§ **EXERCISE**: Take the material below and write it all out again exactly.

§ **DATA ROWS**:
==============================

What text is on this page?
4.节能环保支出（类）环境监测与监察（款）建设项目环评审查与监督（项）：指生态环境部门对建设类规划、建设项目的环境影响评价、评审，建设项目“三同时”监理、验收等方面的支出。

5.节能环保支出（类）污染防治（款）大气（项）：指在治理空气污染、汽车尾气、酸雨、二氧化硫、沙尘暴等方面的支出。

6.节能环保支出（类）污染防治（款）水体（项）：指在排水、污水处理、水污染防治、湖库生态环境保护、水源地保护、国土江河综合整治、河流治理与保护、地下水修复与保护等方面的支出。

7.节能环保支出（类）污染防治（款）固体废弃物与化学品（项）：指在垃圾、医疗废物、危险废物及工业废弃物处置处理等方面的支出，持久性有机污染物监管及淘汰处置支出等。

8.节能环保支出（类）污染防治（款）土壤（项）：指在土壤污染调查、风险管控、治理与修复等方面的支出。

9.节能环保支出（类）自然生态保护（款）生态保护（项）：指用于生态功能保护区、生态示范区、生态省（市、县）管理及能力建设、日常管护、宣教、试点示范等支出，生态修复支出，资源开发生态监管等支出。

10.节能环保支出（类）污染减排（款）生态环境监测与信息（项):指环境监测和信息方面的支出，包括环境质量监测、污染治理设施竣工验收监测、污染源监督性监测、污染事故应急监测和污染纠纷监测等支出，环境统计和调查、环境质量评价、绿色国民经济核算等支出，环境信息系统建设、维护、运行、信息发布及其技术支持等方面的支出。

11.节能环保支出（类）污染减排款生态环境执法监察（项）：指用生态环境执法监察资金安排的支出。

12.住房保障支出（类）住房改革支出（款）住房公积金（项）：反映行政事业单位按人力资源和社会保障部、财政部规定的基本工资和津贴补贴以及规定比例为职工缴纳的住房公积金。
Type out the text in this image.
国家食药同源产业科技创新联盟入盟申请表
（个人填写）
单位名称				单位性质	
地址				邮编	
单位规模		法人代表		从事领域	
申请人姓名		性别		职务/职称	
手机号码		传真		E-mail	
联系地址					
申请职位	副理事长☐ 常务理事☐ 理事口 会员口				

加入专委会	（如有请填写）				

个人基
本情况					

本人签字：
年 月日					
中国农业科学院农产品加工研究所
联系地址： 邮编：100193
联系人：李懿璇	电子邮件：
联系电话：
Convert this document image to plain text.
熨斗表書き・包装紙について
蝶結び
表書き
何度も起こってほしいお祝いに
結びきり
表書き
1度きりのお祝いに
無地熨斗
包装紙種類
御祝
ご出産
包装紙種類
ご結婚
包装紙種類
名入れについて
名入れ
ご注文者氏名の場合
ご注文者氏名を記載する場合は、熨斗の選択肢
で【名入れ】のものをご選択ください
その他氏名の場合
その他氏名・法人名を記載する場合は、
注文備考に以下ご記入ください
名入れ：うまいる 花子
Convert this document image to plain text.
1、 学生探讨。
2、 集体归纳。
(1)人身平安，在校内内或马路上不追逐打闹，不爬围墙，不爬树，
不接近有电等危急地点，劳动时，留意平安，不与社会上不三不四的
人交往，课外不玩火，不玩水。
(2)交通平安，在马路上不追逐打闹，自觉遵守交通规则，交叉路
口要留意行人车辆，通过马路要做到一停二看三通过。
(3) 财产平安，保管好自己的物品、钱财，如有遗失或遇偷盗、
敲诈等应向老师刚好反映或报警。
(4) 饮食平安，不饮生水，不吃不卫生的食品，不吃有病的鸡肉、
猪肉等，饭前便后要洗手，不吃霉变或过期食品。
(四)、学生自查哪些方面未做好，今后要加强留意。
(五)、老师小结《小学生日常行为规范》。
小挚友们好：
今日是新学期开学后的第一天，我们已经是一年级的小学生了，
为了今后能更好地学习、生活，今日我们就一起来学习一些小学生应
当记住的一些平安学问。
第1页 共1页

==============================

§ **ANSWER TO THIS EXERCISE**:
What text is on this page?
4.节能环保支出（类）环境监测与监察（款）建设项目环评审查与监督（项）：指生态环境部门对建设类规划、建设项目的环境影响评价、评审，建设项目“三同时”监理、验收等方面的支出。

5.节能环保支出（类）污染防治（款）大气（项）：指在治理空气污染、汽车尾气、酸雨、二氧化硫、沙尘暴等方面的支出。

6.节能环保支出（类）污染防治（款）水体（项）：指在排水、污水处理、水污染防治、湖库生态环境保护、水源地保护、国土江河综合整治、河流治理与保护、地下水修复与保护等方面的支出。

7.节能环保支出（类）污染防治（款）固体废弃物与化学品（项）：指在垃圾、医疗废物、危险废物及工业废弃物处置处理等方面的支出，持久性有机污染物监管及淘汰处置支出等。

8.节能环保支出（类）污染防治（款）土壤（项）：指在土壤污染调查、风险管控、治理与修复等方面的支出。

9.节能环保支出（类）自然生态保护（款）生态保护（项）：指用于生态功能保护区、生态示范区、生态省（市、县）管理及能力建设、日常管护、宣教、试点示范等支出，生态修复支出，资源开发生态监管等支出。

10.节能环保支出（类）污染减排（款）生态环境监测与信息（项):指环境监测和信息方面的支出，包括环境质量监测、污染治理设施竣工验收监测、污染源监督性监测、污染事故应急监测和污染纠纷监测等支出，环境统计和调查、环境质量评价、绿色国民经济核算等支出，环境信息系统建设、维护、运行、信息发布及其技术支持等方面的支出。

11.节能环保支出（类）污染减排款生态环境执法监察（项）：指用生态环境执法监察资金安排的支出。

12.住房保障支出（类）住房改革支出（款）住房公积金（项）：反映行政事业单位按人力资源和社会保障部、财政部规定的基本工资和津贴补贴以及规定比例为职工缴纳的住房公积金。
Type out the text in this image.
国家食药同源产业科技创新联盟入盟申请表
（个人填写）
单位名称				单位性质	
地址				邮编	
单位规模		法人代表		从事领域	
申请人姓名		性别		职务/职称	
手机号码		传真		E-mail	
联系地址					
申请职位	副理事长☐ 常务理事☐ 理事口 会员口				

加入专委会	（如有请填写）				

个人基
本情况					

本人签字：
年 月日					
中国农业科学院农产品加工研究所
联系地址： 邮编：100193
联系人：李懿璇	电子邮件：
联系电话：
Convert this document image to plain text.
熨斗表書き・包装紙について
蝶結び
表書き
何度も起こってほしいお祝いに
結びきり
表書き
1度きりのお祝いに
無地熨斗
包装紙種類
御祝
ご出産
包装紙種類
ご結婚
包装紙種類
名入れについて
名入れ
ご注文者氏名の場合
ご注文者氏名を記載する場合は、熨斗の選択肢
で【名入れ】のものをご選択ください
その他氏名の場合
その他氏名・法人名を記載する場合は、
注文備考に以下ご記入ください
名入れ：うまいる 花子
Convert this document image to plain text.
1、 学生探讨。
2、 集体归纳。
(1)人身平安，在校内内或马路上不追逐打闹，不爬围墙，不爬树，
不接近有电等危急地点，劳动时，留意平安，不与社会上不三不四的
人交往，课外不玩火，不玩水。
(2)交通平安，在马路上不追逐打闹，自觉遵守交通规则，交叉路
口要留意行人车辆，通过马路要做到一停二看三通过。
(3) 财产平安，保管好自己的物品、钱财，如有遗失或遇偷盗、
敲诈等应向老师刚好反映或报警。
(4) 饮食平安，不饮生水，不吃不卫生的食品，不吃有病的鸡肉、
猪肉等，饭前便后要洗手，不吃霉变或过期食品。
(四)、学生自查哪些方面未做好，今后要加强留意。
(五)、老师小结《小学生日常行为规范》。
小挚友们好：
今日是新学期开学后的第一天，我们已经是一年级的小学生了，
为了今后能更好地学习、生活，今日我们就一起来学习一些小学生应
当记住的一些平安学问。
第1页 共1页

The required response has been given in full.